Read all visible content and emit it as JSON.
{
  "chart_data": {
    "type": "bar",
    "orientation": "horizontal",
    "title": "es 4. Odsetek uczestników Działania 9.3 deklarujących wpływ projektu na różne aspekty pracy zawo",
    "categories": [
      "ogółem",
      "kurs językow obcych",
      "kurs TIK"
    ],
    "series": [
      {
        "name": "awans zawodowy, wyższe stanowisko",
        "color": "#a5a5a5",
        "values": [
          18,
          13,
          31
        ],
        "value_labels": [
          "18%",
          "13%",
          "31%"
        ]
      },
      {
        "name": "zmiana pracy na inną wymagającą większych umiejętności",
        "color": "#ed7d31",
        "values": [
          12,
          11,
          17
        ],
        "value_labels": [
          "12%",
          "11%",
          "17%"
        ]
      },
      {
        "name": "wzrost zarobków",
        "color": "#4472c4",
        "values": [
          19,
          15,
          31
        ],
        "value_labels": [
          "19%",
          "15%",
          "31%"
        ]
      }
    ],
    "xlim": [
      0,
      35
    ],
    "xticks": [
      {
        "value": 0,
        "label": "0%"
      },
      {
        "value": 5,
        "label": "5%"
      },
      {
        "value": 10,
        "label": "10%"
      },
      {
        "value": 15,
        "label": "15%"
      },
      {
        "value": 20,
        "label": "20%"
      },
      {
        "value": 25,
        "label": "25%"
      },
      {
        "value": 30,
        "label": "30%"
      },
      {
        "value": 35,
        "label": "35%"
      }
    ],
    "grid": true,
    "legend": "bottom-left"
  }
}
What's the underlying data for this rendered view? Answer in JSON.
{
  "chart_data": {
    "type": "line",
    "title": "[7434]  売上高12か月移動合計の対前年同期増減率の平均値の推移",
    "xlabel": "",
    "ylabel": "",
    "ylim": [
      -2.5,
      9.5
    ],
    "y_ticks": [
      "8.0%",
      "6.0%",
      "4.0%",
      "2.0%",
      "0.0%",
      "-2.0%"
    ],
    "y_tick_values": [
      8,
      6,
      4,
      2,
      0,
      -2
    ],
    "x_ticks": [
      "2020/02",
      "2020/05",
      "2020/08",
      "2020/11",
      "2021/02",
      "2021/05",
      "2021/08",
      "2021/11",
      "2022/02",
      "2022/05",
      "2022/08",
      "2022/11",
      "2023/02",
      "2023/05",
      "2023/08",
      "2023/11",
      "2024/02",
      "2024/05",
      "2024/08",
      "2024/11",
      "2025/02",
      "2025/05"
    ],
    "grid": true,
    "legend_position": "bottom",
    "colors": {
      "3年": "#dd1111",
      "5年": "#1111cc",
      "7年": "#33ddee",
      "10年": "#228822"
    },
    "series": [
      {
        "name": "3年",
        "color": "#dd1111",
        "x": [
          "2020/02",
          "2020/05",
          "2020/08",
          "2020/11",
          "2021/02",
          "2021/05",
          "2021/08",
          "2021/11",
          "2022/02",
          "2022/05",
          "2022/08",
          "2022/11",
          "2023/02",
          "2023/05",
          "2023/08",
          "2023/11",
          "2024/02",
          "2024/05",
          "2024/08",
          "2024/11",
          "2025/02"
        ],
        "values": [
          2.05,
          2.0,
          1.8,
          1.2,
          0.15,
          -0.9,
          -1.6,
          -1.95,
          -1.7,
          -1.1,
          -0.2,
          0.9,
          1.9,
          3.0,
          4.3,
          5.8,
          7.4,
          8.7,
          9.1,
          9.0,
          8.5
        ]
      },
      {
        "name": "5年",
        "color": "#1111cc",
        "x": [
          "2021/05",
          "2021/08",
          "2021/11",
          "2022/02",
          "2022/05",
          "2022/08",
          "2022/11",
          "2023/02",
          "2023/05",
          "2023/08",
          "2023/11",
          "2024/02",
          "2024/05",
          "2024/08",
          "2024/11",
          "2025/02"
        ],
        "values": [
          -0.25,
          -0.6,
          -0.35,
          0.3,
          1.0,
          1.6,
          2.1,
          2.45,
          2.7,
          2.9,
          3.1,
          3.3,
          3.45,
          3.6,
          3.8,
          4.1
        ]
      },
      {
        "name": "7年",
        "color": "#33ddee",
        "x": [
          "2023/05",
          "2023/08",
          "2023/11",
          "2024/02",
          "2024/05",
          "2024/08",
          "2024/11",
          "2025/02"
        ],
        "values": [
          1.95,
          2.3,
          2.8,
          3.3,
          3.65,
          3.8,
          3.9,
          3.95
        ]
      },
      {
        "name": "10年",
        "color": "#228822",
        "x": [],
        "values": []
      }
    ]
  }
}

--------

● **Task objective**: Single out each line of the records above with the string "pracy" in it, and copy it.

● **Response**:
    "title": "es 4. Odsetek uczestników Działania 9.3 deklarujących wpływ projektu na różne aspekty pracy zawo",
        "name": "zmiana pracy na inną wymagającą większych umiejętności",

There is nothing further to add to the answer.